[Items from a dataset]
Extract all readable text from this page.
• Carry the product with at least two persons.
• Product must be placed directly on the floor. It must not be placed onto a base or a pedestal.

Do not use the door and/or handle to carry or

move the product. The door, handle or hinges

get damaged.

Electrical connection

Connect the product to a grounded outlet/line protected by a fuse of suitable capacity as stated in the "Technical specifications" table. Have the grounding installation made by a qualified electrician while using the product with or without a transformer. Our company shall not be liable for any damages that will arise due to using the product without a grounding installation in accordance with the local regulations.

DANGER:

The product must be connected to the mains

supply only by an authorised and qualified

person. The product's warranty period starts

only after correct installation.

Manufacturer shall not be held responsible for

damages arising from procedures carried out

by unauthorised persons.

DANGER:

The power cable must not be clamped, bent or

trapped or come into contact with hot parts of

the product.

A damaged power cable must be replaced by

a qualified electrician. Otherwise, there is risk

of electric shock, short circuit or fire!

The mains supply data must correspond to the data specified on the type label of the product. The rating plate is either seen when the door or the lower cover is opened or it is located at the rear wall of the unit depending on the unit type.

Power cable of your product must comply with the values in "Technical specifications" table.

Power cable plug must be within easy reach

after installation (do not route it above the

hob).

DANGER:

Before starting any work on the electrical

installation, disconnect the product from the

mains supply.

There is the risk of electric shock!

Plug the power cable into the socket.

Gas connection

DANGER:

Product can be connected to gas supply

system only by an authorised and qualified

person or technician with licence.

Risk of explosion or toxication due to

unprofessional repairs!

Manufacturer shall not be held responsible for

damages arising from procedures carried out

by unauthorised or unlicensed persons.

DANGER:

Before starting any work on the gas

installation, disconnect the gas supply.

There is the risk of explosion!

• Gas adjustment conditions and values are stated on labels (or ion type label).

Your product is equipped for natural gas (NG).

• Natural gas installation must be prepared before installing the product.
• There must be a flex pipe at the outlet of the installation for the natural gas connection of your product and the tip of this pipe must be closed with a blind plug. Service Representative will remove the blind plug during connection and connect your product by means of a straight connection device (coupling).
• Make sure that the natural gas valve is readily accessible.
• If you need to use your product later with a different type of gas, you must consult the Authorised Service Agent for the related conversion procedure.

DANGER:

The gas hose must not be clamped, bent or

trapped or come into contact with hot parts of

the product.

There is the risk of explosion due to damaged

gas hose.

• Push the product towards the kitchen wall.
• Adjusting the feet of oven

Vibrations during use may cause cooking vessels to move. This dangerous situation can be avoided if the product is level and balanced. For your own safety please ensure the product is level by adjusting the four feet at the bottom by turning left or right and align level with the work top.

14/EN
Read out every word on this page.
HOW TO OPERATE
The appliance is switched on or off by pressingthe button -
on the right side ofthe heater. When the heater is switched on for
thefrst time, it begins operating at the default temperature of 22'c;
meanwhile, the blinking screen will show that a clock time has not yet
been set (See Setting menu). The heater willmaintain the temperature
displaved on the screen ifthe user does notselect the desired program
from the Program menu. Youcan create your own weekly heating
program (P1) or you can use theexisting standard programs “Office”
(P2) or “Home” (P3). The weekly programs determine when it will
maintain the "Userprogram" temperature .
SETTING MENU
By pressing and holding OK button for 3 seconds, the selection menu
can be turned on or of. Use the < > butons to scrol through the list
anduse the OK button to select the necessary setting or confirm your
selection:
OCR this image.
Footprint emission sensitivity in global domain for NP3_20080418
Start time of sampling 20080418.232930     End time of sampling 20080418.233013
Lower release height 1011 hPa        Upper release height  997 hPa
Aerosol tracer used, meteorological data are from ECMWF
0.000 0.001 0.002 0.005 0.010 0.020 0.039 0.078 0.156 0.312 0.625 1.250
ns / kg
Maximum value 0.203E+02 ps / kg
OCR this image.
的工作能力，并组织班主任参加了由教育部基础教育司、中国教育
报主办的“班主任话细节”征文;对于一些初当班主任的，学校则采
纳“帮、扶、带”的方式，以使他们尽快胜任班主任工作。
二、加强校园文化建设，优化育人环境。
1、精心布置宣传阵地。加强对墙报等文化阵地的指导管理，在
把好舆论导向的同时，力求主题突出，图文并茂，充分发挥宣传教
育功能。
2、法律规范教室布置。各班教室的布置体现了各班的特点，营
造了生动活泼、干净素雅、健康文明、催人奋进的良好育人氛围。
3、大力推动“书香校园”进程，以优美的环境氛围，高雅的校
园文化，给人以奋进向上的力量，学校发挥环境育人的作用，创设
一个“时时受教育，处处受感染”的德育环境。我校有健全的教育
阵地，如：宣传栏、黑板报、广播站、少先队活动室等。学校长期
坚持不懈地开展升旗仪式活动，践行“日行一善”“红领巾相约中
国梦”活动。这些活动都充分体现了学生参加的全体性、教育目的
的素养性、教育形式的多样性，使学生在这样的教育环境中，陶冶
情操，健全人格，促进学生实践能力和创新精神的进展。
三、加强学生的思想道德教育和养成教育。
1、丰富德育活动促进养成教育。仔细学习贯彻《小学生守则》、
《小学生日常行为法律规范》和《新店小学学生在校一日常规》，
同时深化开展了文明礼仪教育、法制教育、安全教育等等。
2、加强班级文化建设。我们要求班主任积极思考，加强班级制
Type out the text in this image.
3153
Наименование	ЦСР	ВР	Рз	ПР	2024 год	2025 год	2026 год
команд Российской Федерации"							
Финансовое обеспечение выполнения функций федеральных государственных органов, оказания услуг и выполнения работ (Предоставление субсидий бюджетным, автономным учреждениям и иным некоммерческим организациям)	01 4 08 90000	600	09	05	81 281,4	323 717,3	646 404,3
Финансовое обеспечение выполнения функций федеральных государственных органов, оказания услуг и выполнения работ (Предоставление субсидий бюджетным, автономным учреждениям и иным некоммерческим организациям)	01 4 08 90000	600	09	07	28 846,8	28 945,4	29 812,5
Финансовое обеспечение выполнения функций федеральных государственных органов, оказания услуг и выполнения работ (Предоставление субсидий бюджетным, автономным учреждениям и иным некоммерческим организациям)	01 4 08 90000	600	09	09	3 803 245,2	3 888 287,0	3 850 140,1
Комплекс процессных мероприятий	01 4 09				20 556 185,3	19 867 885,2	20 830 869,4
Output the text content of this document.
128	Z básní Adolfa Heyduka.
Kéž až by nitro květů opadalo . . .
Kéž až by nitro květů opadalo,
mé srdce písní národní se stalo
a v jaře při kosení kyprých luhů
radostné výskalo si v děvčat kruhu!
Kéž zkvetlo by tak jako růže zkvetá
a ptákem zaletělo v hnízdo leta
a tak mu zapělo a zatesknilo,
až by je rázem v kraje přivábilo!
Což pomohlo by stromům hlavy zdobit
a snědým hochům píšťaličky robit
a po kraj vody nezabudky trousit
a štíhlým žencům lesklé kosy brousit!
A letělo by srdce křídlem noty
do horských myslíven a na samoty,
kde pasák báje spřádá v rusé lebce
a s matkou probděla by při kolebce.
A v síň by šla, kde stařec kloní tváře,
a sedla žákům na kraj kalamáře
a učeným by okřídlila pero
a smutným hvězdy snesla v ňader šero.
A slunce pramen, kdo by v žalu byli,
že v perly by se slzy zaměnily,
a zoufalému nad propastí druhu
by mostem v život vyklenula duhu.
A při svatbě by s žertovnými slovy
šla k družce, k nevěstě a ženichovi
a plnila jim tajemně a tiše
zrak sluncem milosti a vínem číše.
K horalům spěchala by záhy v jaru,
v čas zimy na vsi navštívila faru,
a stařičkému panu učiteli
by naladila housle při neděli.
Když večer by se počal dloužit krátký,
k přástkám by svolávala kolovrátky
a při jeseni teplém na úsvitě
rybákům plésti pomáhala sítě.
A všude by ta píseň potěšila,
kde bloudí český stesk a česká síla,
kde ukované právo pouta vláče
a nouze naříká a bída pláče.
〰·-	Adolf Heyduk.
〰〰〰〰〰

» STATED EXERCISE
Return every line in the listing that contains the word "selection".

» THE OUTPUT
By pressing and holding OK button for 3 seconds, the selection menu
selection:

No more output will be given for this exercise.